### LISTED ENTRIES

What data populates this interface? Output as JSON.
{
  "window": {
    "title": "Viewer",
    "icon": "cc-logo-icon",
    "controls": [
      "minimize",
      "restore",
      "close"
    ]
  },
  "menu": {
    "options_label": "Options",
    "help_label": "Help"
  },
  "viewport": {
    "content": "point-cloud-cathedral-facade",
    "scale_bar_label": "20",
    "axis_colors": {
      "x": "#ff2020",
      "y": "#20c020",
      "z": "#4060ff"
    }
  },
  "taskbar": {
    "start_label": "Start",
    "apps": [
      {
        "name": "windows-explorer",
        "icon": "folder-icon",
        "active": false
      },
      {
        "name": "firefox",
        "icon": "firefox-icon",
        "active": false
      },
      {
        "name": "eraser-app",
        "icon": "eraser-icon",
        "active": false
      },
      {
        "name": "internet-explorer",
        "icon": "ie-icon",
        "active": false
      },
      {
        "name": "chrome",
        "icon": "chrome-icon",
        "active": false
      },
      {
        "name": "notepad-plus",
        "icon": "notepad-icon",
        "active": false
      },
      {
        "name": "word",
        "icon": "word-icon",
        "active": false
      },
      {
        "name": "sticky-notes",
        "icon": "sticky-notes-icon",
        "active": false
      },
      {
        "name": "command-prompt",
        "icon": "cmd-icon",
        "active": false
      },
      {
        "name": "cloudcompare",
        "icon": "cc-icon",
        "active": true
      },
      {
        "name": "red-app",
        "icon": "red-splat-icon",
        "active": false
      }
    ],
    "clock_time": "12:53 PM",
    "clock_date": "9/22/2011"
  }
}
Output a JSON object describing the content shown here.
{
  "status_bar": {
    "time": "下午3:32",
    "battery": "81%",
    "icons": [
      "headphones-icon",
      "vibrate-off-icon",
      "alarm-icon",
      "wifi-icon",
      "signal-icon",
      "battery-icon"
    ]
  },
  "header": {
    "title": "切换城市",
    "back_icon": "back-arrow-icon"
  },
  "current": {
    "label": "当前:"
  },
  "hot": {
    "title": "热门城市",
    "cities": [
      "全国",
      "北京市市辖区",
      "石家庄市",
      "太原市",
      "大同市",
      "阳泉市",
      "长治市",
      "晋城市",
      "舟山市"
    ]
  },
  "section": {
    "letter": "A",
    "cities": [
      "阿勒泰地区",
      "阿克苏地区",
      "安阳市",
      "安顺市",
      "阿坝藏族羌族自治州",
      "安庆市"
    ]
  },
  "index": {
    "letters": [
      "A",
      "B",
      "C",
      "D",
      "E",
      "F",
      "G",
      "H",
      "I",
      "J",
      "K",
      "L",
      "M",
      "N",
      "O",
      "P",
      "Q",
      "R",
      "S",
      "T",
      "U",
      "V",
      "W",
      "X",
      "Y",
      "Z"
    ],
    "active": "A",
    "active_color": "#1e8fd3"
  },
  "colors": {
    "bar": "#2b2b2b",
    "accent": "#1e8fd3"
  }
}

### WHAT YOU SHOULD DO
Collect the lines that hold "notes".

### SOLUTION
        "name": "sticky-notes",
        "icon": "sticky-notes-icon",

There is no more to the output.